- OBJECTIVE -
Find every line in the records that holds the string "Driver". Copy each one.
(begin)
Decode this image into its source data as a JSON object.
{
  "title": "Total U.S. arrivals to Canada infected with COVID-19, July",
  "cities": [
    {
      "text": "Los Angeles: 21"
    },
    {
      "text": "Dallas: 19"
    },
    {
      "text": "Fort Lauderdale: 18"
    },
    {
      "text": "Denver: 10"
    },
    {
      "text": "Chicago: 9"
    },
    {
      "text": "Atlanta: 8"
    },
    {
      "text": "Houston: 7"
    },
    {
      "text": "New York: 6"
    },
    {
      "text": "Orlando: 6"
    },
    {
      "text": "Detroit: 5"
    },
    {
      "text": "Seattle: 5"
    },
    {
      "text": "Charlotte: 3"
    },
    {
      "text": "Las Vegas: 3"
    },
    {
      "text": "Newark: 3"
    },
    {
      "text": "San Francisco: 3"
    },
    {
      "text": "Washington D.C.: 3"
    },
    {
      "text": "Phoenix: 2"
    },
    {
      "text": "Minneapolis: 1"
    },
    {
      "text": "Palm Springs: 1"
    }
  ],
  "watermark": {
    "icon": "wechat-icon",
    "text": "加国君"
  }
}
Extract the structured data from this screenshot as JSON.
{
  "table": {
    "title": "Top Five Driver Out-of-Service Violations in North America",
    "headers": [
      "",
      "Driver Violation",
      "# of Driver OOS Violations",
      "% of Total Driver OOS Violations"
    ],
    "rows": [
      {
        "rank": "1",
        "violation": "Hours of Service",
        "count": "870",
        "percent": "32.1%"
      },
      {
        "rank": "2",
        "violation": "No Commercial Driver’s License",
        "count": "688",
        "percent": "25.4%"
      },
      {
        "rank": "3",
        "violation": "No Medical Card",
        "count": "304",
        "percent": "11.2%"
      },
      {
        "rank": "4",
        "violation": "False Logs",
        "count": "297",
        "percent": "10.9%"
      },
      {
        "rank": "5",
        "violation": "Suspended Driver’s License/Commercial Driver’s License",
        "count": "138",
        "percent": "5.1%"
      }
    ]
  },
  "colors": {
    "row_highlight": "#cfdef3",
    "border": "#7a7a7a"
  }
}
(end)
- ANSWER TO THE PROBLEM -
    "title": "Top Five Driver Out-of-Service Violations in North America",
      "Driver Violation",
      "# of Driver OOS Violations",
      "% of Total Driver OOS Violations"
        "violation": "No Commercial Driver’s License",
        "violation": "Suspended Driver’s License/Commercial Driver’s License",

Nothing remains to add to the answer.